start

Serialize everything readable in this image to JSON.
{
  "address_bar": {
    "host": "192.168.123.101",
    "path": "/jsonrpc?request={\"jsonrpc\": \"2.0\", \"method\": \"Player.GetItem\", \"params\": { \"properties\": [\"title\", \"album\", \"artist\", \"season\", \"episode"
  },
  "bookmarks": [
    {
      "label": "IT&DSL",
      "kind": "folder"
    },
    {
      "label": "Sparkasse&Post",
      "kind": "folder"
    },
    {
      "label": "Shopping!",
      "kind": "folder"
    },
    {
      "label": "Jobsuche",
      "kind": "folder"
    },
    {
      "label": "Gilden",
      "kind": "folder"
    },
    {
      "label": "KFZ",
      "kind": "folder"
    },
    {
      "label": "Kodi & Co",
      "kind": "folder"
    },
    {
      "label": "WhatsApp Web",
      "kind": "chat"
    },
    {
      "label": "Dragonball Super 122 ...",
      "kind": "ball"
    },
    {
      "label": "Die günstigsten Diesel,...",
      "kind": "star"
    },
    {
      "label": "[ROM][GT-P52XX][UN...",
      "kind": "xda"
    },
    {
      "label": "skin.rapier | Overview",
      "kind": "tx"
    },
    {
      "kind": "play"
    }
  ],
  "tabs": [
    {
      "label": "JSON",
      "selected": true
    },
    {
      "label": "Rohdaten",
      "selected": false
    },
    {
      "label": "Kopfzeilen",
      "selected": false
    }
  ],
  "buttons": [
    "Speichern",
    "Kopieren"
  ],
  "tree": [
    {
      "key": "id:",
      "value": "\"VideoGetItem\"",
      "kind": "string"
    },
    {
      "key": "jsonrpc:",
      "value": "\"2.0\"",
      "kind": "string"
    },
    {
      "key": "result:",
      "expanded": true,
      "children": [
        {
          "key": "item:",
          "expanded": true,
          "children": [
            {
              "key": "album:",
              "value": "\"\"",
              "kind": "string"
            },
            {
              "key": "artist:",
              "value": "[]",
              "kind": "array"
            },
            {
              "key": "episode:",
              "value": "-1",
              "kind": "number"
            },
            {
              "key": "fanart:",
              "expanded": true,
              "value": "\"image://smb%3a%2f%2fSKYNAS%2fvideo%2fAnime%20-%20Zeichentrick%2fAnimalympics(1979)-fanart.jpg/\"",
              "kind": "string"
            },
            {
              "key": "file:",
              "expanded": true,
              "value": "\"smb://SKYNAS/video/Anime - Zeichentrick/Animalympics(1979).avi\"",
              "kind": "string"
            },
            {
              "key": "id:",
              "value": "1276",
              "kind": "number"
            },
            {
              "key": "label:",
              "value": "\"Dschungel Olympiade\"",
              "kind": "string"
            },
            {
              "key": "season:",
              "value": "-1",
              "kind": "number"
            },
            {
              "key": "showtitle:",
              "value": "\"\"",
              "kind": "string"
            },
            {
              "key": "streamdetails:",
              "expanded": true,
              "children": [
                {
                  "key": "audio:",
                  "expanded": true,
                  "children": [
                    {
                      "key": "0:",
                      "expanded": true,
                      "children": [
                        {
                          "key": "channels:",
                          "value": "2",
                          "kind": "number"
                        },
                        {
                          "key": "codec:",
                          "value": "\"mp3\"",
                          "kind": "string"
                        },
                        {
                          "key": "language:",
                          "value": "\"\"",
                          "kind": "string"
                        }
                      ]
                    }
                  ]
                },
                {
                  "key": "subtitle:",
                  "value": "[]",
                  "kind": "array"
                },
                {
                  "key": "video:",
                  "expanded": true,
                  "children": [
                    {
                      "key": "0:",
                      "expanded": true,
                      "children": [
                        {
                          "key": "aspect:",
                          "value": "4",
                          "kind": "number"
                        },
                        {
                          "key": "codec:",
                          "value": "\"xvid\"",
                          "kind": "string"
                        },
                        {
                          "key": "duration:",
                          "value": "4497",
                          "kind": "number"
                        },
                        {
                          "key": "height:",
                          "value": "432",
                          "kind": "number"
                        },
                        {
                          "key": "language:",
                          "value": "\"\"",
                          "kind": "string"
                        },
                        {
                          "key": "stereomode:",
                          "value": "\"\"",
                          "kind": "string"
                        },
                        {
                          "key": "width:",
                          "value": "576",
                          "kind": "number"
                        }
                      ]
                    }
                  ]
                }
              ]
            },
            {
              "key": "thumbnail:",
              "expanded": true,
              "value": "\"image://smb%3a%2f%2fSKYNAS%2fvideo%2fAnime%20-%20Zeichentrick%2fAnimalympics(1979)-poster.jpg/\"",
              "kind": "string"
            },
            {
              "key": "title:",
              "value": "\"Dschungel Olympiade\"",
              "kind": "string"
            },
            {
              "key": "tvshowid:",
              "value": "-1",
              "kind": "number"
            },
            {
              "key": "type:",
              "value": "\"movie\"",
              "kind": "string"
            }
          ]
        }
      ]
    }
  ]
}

end

■ **Exercise goal**
Every line that holds the string "image" should be returned.

■ **Task output**
Serialize everything readable in this image to JSON.
              "value": "\"image://smb%3a%2f%2fSKYNAS%2fvideo%2fAnime%20-%20Zeichentrick%2fAnimalympics(1979)-fanart.jpg/\"",
              "value": "\"image://smb%3a%2f%2fSKYNAS%2fvideo%2fAnime%20-%20Zeichentrick%2fAnimalympics(1979)-poster.jpg/\"",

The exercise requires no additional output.